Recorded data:
◇ ◇ ◇ ◇ ◇
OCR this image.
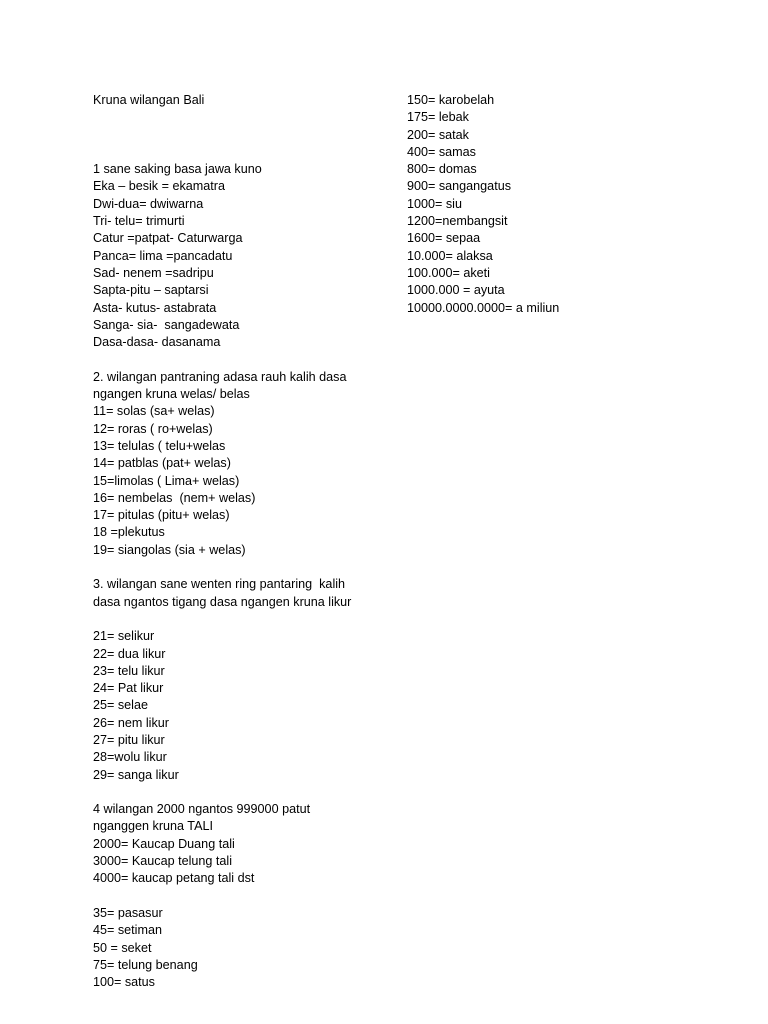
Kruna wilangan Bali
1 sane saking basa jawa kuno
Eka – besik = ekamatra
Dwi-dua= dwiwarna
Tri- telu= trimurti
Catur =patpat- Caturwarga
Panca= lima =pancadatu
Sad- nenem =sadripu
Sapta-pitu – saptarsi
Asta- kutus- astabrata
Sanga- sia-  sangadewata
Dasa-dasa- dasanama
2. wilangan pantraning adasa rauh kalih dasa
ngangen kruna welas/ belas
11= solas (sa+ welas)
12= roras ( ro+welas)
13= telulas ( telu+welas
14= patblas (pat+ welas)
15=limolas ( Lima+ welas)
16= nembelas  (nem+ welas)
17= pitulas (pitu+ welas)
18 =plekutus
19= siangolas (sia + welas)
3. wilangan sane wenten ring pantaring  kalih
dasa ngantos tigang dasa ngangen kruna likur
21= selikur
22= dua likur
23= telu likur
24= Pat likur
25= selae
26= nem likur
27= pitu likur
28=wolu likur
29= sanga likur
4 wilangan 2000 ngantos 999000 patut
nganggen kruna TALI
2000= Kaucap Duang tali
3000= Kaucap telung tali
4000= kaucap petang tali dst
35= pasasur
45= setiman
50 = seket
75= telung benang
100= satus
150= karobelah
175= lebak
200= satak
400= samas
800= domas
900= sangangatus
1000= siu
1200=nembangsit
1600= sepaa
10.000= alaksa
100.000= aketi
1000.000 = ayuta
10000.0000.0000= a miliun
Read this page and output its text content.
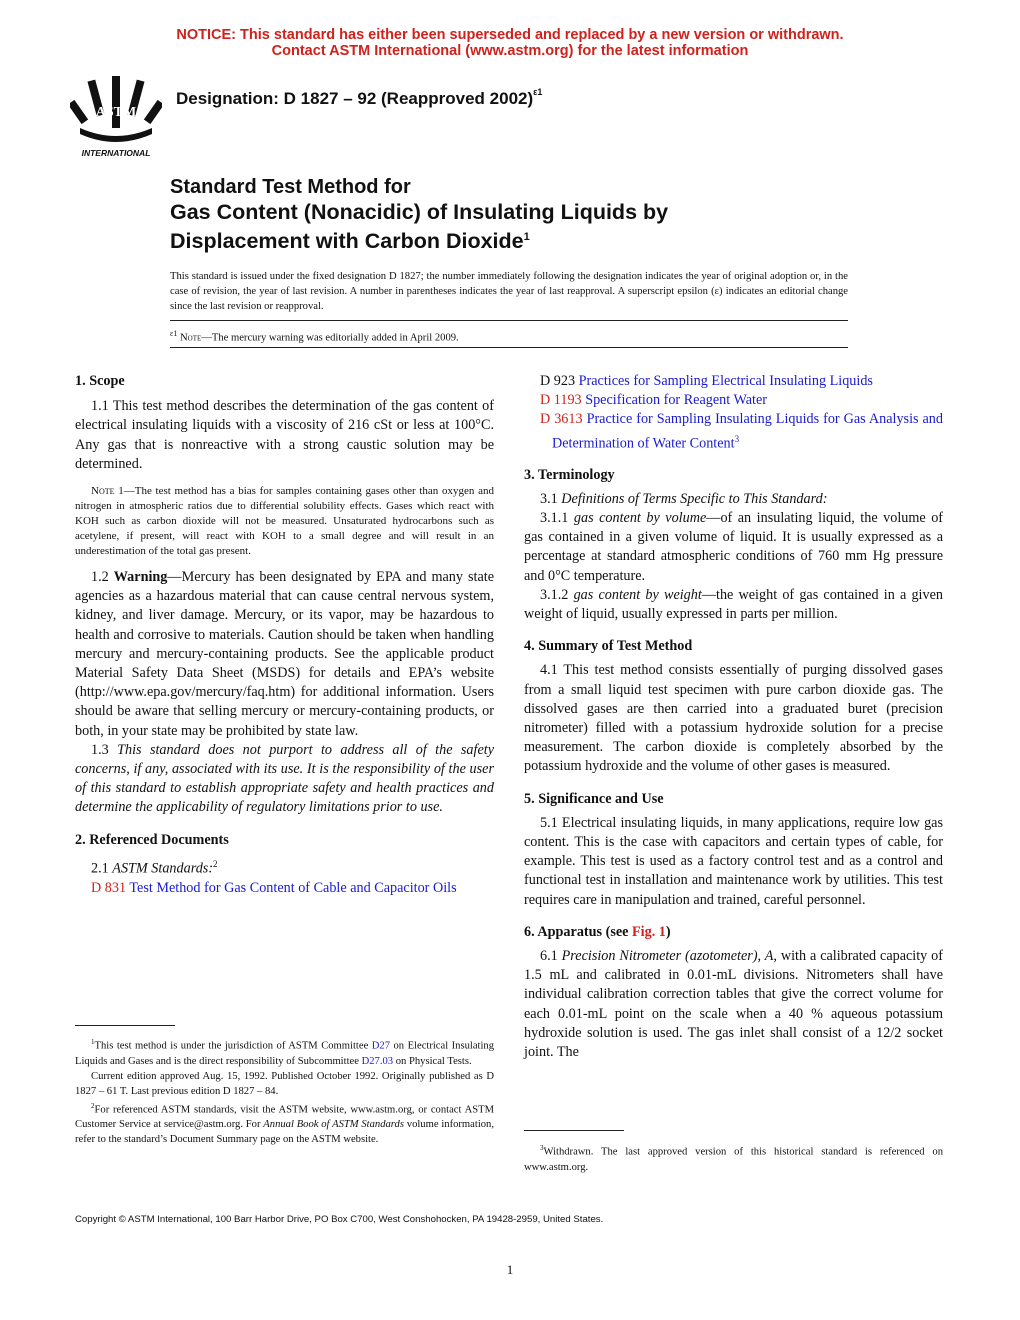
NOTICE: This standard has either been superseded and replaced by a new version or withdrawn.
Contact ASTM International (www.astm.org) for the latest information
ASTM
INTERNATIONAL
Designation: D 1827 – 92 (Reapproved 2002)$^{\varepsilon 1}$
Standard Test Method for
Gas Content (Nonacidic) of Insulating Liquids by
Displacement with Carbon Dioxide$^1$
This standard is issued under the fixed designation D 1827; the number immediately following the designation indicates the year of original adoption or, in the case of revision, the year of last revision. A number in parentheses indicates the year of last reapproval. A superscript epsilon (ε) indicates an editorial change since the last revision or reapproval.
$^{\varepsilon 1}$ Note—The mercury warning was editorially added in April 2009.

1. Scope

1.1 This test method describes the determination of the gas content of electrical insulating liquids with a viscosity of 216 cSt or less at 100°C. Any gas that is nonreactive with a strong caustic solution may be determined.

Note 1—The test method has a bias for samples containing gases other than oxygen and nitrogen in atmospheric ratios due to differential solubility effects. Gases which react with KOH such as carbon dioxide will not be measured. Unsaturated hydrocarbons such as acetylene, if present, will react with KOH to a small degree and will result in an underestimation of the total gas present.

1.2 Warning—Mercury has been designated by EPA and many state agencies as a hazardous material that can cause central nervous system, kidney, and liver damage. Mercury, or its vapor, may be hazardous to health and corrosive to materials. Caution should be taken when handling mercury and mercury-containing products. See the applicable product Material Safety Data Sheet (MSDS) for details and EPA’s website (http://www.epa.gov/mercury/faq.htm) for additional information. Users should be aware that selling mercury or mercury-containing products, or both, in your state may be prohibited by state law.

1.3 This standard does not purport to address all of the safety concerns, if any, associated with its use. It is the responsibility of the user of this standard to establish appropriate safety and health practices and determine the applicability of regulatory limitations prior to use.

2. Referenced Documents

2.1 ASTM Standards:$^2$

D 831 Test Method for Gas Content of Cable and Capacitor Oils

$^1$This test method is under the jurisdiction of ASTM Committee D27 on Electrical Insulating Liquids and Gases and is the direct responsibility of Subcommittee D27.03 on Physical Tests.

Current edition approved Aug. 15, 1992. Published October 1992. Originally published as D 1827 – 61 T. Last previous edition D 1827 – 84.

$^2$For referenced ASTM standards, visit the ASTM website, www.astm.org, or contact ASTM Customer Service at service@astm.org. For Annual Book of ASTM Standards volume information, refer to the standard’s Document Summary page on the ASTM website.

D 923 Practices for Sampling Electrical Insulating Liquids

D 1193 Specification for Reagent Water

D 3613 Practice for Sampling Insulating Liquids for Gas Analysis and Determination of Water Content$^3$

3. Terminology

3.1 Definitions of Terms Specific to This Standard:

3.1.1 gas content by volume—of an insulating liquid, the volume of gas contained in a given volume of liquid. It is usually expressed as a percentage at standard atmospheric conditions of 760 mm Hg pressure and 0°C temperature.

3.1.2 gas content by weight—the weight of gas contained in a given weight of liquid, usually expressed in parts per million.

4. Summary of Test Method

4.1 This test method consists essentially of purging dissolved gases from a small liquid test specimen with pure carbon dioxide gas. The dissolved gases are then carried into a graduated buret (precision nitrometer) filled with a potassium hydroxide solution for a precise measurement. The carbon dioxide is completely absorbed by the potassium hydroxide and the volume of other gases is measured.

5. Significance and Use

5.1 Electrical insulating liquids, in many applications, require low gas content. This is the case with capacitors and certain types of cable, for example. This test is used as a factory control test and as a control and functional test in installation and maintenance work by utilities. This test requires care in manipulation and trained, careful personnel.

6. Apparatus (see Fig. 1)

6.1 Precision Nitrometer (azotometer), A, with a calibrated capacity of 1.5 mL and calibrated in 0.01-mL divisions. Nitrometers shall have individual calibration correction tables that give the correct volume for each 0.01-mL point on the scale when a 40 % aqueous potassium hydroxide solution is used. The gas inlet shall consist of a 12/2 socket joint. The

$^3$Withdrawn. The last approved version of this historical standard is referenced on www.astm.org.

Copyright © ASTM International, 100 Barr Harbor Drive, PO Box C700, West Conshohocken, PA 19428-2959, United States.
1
◇ ◇ ◇ ◇ ◇
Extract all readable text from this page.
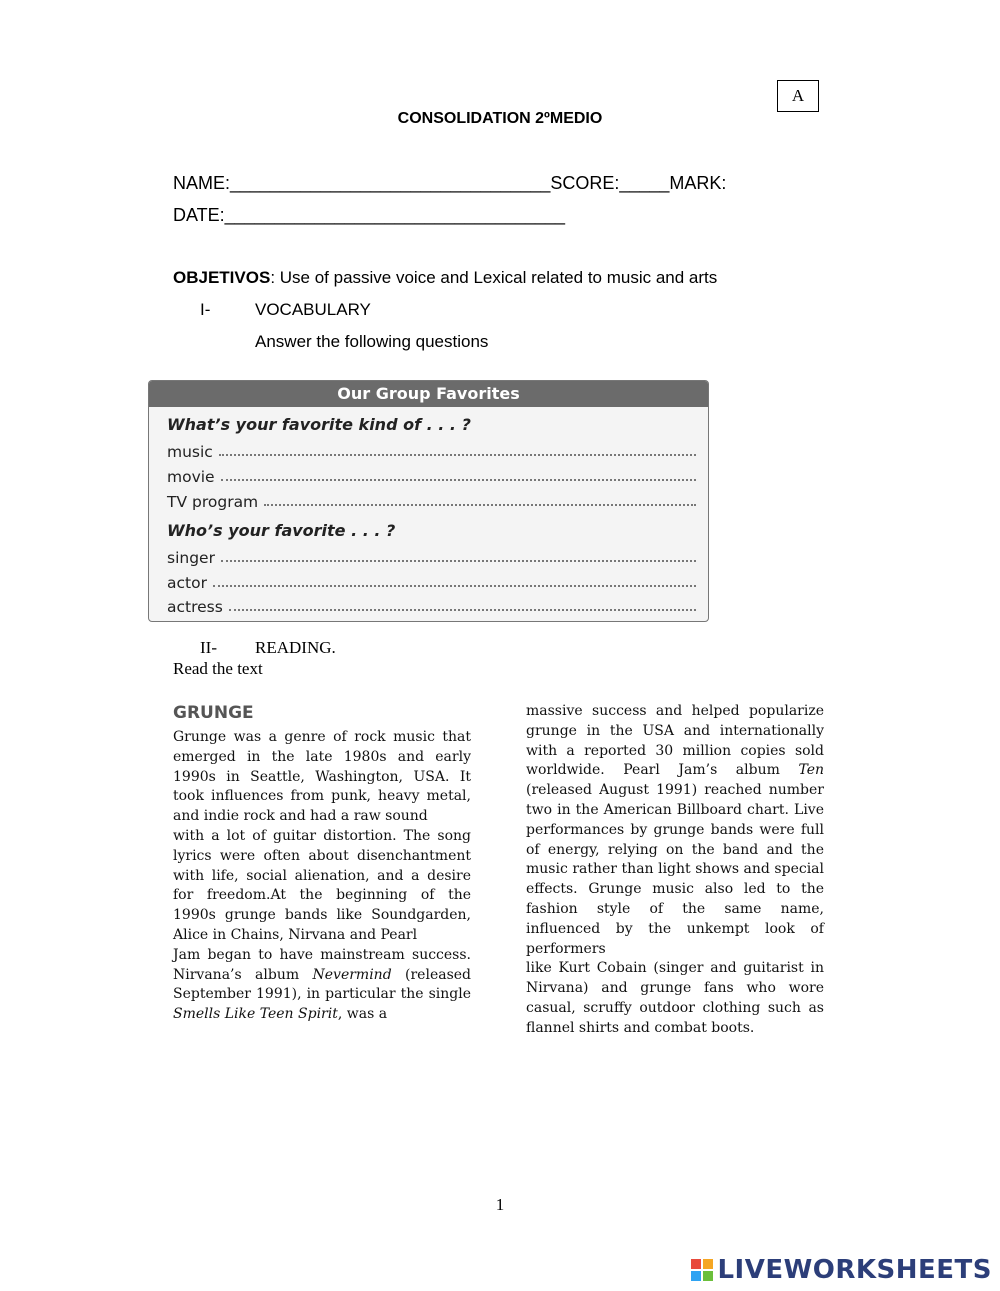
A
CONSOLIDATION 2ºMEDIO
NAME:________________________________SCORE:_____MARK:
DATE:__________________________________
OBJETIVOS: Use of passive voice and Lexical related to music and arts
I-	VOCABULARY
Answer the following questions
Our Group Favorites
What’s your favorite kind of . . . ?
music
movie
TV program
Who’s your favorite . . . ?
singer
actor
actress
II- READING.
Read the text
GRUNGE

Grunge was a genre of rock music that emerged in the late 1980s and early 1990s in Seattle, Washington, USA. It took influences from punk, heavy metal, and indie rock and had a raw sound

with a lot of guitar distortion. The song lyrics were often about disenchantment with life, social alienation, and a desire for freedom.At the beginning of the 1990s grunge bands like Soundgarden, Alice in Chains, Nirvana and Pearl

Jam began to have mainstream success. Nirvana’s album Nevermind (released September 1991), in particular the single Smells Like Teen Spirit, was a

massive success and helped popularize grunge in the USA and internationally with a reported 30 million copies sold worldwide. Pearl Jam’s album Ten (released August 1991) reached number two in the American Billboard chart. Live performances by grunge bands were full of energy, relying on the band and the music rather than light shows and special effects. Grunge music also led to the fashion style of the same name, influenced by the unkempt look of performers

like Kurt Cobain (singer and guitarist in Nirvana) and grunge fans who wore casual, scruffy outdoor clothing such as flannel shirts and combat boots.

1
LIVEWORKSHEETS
◇ ◇ ◇ ◇ ◇
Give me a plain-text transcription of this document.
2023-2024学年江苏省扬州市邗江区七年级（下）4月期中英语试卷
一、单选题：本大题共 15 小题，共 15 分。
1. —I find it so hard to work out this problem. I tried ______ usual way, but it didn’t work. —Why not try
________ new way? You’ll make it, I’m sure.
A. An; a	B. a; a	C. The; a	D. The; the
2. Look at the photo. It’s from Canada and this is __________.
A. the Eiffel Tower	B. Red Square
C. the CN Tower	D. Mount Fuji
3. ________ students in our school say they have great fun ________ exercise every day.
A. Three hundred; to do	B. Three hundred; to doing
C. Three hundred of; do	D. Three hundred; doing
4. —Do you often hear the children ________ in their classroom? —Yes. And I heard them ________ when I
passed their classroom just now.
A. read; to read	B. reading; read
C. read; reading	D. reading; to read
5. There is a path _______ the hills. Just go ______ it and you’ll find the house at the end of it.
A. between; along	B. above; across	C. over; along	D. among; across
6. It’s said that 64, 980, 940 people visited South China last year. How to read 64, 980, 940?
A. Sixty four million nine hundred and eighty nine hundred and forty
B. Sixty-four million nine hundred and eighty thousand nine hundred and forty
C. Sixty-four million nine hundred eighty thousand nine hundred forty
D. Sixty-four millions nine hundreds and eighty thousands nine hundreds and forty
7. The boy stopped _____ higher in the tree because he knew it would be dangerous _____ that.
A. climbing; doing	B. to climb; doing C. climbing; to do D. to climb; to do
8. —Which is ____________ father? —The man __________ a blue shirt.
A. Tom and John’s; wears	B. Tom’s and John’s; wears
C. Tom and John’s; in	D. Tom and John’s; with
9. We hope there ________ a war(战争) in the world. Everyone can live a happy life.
◇ ◇ ◇ ◇ ◇
▶ [What to work on]
Copy each line of the data that contains the word "have".

▶ [Final result]
6.1 Precision Nitrometer (azotometer), A, with a calibrated capacity of 1.5 mL and calibrated in 0.01-mL divisions. Nitrometers shall have individual calibration correction tables that give the correct volume for each 0.01-mL point on the scale when a 40 % aqueous potassium hydroxide solution is used. The gas inlet shall consist of a 12/2 socket joint. The
Jam began to have mainstream success. Nirvana’s album Nevermind (released September 1991), in particular the single Smells Like Teen Spirit, was a
3. ________ students in our school say they have great fun ________ exercise every day.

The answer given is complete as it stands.